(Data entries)
----

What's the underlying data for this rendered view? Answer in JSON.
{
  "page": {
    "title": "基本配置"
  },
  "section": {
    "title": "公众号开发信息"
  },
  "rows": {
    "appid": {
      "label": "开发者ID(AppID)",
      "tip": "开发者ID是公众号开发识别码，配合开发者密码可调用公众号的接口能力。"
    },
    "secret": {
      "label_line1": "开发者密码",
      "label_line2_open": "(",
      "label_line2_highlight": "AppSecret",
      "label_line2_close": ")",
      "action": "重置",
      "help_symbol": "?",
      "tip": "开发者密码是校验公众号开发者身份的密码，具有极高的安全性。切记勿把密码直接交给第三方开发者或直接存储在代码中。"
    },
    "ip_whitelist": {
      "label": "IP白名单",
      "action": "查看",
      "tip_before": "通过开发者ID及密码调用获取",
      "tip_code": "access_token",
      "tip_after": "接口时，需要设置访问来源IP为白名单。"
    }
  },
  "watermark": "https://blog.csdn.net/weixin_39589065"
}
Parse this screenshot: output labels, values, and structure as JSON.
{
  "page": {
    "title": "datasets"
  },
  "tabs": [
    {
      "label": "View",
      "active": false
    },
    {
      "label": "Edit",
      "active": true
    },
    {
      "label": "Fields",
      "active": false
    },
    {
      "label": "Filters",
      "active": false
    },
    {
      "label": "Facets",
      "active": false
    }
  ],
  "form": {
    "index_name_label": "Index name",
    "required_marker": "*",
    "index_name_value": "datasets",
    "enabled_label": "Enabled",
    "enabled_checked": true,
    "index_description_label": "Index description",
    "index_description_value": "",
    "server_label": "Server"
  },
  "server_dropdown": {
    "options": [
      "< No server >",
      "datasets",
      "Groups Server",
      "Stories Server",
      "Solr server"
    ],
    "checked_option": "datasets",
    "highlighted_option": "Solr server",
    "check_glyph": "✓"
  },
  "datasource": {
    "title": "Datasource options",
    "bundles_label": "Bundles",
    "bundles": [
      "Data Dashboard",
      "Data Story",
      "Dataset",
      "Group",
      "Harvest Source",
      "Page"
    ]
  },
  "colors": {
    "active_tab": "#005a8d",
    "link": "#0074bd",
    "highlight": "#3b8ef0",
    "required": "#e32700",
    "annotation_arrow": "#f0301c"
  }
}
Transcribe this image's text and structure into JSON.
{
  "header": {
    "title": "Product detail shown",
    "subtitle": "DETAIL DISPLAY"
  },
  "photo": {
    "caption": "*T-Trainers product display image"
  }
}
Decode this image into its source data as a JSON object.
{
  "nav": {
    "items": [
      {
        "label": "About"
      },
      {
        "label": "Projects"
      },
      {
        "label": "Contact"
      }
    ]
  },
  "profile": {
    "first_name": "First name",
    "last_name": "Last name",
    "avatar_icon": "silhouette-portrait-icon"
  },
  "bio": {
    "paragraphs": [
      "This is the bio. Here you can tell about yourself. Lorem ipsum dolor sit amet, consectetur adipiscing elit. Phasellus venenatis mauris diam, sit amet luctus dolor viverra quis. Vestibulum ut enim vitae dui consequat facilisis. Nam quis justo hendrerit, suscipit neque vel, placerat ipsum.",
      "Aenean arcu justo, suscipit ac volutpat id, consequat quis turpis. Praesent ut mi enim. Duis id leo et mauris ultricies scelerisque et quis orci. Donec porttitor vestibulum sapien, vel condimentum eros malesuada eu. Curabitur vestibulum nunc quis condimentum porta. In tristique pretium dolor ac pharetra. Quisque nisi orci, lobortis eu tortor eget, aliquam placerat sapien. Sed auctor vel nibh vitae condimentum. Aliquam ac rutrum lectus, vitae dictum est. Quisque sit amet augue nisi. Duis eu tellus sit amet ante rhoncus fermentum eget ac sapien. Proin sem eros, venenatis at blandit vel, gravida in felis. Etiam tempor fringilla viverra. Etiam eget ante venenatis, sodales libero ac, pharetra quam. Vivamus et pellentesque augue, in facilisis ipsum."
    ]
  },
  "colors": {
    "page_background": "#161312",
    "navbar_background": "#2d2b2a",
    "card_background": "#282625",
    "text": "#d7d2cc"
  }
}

----

• [INSTRUCTIONS TO FOLLOW]: Look for "quis" and pull out every line that has it.

• [EXERCISE SOLUTION]:
      "This is the bio. Here you can tell about yourself. Lorem ipsum dolor sit amet, consectetur adipiscing elit. Phasellus venenatis mauris diam, sit amet luctus dolor viverra quis. Vestibulum ut enim vitae dui consequat facilisis. Nam quis justo hendrerit, suscipit neque vel, placerat ipsum.",
      "Aenean arcu justo, suscipit ac volutpat id, consequat quis turpis. Praesent ut mi enim. Duis id leo et mauris ultricies scelerisque et quis orci. Donec porttitor vestibulum sapien, vel condimentum eros malesuada eu. Curabitur vestibulum nunc quis condimentum porta. In tristique pretium dolor ac pharetra. Quisque nisi orci, lobortis eu tortor eget, aliquam placerat sapien. Sed auctor vel nibh vitae condimentum. Aliquam ac rutrum lectus, vitae dictum est. Quisque sit amet augue nisi. Duis eu tellus sit amet ante rhoncus fermentum eget ac sapien. Proin sem eros, venenatis at blandit vel, gravida in felis. Etiam tempor fringilla viverra. Etiam eget ante venenatis, sodales libero ac, pharetra quam. Vivamus et pellentesque augue, in facilisis ipsum."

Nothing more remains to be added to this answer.